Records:

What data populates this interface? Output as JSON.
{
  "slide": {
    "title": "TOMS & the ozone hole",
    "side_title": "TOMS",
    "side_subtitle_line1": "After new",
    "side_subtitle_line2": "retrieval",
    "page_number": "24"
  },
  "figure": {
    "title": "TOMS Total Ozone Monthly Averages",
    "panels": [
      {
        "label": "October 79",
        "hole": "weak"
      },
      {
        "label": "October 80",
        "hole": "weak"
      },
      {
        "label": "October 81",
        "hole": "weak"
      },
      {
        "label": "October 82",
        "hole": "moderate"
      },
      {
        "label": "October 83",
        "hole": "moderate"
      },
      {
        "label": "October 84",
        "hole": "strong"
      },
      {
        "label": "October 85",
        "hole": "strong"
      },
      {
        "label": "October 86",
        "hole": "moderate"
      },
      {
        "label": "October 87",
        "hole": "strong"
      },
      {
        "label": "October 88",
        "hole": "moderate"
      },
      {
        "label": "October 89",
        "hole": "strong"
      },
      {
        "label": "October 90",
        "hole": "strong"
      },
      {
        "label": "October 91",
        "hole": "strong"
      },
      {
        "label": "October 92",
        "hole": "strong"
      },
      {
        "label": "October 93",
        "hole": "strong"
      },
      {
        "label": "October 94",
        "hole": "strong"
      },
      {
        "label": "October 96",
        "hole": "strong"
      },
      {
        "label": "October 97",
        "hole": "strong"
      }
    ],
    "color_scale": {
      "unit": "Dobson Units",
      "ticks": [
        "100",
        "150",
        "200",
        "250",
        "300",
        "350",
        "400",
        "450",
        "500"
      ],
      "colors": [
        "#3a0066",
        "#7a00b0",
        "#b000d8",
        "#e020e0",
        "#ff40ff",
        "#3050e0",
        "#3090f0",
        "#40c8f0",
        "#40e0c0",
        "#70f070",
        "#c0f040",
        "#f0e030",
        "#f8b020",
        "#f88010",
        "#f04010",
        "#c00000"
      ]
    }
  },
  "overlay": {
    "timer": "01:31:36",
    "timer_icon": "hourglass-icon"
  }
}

> **AIM OF THE TASK**: Give an exact copy of all the data shown above.

> **SOLUTION FOR THIS TASK**:
What data populates this interface? Output as JSON.
{
  "slide": {
    "title": "TOMS & the ozone hole",
    "side_title": "TOMS",
    "side_subtitle_line1": "After new",
    "side_subtitle_line2": "retrieval",
    "page_number": "24"
  },
  "figure": {
    "title": "TOMS Total Ozone Monthly Averages",
    "panels": [
      {
        "label": "October 79",
        "hole": "weak"
      },
      {
        "label": "October 80",
        "hole": "weak"
      },
      {
        "label": "October 81",
        "hole": "weak"
      },
      {
        "label": "October 82",
        "hole": "moderate"
      },
      {
        "label": "October 83",
        "hole": "moderate"
      },
      {
        "label": "October 84",
        "hole": "strong"
      },
      {
        "label": "October 85",
        "hole": "strong"
      },
      {
        "label": "October 86",
        "hole": "moderate"
      },
      {
        "label": "October 87",
        "hole": "strong"
      },
      {
        "label": "October 88",
        "hole": "moderate"
      },
      {
        "label": "October 89",
        "hole": "strong"
      },
      {
        "label": "October 90",
        "hole": "strong"
      },
      {
        "label": "October 91",
        "hole": "strong"
      },
      {
        "label": "October 92",
        "hole": "strong"
      },
      {
        "label": "October 93",
        "hole": "strong"
      },
      {
        "label": "October 94",
        "hole": "strong"
      },
      {
        "label": "October 96",
        "hole": "strong"
      },
      {
        "label": "October 97",
        "hole": "strong"
      }
    ],
    "color_scale": {
      "unit": "Dobson Units",
      "ticks": [
        "100",
        "150",
        "200",
        "250",
        "300",
        "350",
        "400",
        "450",
        "500"
      ],
      "colors": [
        "#3a0066",
        "#7a00b0",
        "#b000d8",
        "#e020e0",
        "#ff40ff",
        "#3050e0",
        "#3090f0",
        "#40c8f0",
        "#40e0c0",
        "#70f070",
        "#c0f040",
        "#f0e030",
        "#f8b020",
        "#f88010",
        "#f04010",
        "#c00000"
      ]
    }
  },
  "overlay": {
    "timer": "01:31:36",
    "timer_icon": "hourglass-icon"
  }
}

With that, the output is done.